* [Directive]: Arrange everything from the start of the data down to the line containing "- article-text-run: (zhruba", both ends included, as a JSON list of strings with one string per line and blank lines omitted.
** Start of Dataset **
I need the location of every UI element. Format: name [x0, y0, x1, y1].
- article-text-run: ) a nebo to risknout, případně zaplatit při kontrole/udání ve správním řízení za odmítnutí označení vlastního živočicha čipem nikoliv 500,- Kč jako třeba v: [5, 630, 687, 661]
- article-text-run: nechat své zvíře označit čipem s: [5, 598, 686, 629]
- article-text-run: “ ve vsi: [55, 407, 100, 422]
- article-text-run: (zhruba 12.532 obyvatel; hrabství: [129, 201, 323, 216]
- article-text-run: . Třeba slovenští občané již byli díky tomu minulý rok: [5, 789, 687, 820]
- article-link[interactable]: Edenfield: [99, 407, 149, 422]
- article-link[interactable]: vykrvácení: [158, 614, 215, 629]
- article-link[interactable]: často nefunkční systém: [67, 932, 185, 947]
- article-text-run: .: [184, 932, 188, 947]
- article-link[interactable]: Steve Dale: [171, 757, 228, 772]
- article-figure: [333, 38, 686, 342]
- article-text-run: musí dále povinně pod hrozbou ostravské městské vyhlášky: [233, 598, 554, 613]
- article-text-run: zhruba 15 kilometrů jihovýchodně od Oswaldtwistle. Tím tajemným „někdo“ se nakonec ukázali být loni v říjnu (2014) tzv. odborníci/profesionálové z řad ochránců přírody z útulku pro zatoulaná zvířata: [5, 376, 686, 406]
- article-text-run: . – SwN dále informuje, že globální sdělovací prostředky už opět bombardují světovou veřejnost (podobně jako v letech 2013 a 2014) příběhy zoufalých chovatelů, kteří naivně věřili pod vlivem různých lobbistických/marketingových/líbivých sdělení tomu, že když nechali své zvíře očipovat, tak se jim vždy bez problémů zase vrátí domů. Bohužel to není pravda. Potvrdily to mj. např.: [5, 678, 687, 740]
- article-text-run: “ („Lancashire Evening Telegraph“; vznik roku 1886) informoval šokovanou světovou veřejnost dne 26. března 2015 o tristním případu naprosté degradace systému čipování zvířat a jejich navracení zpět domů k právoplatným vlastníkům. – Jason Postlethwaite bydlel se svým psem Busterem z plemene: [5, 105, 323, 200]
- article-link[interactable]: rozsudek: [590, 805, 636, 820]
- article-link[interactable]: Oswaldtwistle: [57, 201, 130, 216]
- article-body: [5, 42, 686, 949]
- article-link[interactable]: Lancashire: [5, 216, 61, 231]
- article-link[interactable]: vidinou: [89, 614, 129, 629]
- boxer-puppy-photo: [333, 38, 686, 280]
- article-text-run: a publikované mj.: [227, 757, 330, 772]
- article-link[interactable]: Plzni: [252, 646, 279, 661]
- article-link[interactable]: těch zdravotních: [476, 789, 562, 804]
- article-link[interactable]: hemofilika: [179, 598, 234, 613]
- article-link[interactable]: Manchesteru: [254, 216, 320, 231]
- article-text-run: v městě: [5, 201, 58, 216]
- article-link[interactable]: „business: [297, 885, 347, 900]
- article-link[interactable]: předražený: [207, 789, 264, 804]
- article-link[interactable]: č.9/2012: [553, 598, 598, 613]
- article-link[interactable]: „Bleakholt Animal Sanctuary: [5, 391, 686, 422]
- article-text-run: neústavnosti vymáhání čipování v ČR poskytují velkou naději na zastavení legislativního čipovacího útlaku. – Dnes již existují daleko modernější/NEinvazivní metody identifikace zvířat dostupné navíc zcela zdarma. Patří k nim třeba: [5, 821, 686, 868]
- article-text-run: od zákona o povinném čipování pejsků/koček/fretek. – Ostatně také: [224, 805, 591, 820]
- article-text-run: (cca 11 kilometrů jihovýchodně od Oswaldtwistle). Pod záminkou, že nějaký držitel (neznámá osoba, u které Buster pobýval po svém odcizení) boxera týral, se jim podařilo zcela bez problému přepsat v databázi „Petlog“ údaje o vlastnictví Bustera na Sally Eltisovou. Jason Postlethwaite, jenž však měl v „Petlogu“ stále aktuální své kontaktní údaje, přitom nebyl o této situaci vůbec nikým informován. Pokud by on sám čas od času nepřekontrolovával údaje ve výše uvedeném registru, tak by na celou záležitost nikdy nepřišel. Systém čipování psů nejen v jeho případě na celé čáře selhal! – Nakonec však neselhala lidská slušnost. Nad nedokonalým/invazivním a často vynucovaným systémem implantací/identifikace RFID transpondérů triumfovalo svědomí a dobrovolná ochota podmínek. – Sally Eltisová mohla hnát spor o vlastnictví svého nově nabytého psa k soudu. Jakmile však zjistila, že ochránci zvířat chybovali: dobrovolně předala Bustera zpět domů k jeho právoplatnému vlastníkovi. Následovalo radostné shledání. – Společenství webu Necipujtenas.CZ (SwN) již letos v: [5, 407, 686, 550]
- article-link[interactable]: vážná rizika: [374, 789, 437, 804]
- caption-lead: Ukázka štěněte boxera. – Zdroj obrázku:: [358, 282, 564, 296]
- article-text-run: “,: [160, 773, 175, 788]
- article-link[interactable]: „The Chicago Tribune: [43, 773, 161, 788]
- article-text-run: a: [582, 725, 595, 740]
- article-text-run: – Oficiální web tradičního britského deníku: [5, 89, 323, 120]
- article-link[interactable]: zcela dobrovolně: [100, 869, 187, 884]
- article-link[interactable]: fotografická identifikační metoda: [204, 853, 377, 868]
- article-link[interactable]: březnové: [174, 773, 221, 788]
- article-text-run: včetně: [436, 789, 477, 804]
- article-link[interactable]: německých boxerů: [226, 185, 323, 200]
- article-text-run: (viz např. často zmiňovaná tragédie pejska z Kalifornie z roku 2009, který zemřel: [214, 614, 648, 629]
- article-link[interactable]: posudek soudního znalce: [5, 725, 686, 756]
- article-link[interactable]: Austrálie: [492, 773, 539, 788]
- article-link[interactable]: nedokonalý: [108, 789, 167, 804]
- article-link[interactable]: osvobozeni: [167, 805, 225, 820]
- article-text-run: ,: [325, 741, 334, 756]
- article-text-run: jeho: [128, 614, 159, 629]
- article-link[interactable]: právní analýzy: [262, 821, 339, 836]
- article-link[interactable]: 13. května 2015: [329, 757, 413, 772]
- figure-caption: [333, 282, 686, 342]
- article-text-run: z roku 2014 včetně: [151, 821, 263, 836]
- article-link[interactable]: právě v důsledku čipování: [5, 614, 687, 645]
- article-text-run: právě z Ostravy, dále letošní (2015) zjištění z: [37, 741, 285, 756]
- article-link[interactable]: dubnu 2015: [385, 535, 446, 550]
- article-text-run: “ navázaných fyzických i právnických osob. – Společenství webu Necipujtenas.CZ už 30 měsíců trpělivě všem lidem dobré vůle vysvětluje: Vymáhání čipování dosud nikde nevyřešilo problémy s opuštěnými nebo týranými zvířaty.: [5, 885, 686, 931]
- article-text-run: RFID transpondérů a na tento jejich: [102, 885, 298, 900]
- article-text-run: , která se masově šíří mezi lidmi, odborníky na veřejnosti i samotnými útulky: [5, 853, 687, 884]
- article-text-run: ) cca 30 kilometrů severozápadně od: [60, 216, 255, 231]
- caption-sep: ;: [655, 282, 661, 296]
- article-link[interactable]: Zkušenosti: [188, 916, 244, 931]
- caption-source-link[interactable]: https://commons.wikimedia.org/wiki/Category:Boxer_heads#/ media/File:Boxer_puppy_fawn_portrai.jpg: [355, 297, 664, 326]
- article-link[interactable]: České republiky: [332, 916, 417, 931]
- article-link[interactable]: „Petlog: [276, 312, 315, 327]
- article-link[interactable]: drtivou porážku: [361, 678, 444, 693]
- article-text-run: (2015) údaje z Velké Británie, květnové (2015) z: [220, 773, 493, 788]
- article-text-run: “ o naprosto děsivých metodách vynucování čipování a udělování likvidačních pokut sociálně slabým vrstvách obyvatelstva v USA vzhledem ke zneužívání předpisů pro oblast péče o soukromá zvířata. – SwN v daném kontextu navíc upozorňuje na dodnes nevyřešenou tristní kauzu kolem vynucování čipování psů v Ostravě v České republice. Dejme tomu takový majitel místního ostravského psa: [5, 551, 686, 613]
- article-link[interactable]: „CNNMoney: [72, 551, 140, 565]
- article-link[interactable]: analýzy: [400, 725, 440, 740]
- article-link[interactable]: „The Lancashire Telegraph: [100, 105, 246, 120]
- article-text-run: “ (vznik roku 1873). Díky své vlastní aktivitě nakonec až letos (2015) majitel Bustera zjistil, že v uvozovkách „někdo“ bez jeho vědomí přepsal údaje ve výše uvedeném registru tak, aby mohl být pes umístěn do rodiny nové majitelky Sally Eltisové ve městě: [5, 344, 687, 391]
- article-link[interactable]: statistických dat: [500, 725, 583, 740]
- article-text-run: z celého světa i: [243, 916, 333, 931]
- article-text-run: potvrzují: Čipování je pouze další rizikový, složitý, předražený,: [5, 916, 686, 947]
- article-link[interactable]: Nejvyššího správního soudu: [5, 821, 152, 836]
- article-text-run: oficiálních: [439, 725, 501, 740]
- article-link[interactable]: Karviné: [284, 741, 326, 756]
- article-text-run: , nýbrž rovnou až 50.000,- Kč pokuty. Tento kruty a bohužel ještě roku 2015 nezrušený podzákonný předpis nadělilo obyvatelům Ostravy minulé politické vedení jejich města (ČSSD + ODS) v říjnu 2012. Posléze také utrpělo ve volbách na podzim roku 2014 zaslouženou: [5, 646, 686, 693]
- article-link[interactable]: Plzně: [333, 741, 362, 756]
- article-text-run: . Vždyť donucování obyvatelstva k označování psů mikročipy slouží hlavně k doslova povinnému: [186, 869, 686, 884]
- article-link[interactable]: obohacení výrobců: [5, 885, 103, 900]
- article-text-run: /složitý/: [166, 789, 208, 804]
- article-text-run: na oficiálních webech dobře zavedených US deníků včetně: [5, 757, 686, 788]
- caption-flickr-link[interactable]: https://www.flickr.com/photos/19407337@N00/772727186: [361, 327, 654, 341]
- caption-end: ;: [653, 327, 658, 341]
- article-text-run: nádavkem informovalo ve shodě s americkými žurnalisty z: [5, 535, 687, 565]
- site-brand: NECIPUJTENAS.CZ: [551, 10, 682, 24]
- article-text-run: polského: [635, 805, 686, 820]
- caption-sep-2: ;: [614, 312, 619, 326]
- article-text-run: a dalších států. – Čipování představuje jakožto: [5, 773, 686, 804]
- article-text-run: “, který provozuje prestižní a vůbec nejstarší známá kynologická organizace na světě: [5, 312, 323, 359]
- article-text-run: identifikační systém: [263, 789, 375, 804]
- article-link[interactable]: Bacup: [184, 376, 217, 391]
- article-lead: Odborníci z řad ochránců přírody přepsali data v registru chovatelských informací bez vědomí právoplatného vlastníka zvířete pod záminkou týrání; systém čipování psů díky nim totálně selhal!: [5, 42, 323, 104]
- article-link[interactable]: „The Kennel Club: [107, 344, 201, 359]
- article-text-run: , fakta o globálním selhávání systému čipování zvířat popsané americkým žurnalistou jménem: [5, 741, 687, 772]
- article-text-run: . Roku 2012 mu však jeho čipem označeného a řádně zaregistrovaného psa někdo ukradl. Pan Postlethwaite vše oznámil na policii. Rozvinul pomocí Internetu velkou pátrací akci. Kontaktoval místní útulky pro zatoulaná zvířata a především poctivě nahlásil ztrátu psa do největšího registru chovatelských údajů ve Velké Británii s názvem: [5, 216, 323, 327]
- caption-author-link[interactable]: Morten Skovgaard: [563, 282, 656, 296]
** End of Dataset **
* [Result of the task]:
[
  "I need the location of every UI element. Format: name [x0, y0, x1, y1].",
  "- article-text-run: ) a nebo to risknout, případně zaplatit při kontrole/udání ve správním řízení za odmítnutí označení vlastního živočicha čipem nikoliv 500,- Kč jako třeba v: [5, 630, 687, 661]",
  "- article-text-run: nechat své zvíře označit čipem s: [5, 598, 686, 629]",
  "- article-text-run: “ ve vsi: [55, 407, 100, 422]",
  "- article-text-run: (zhruba 12.532 obyvatel; hrabství: [129, 201, 323, 216]"
]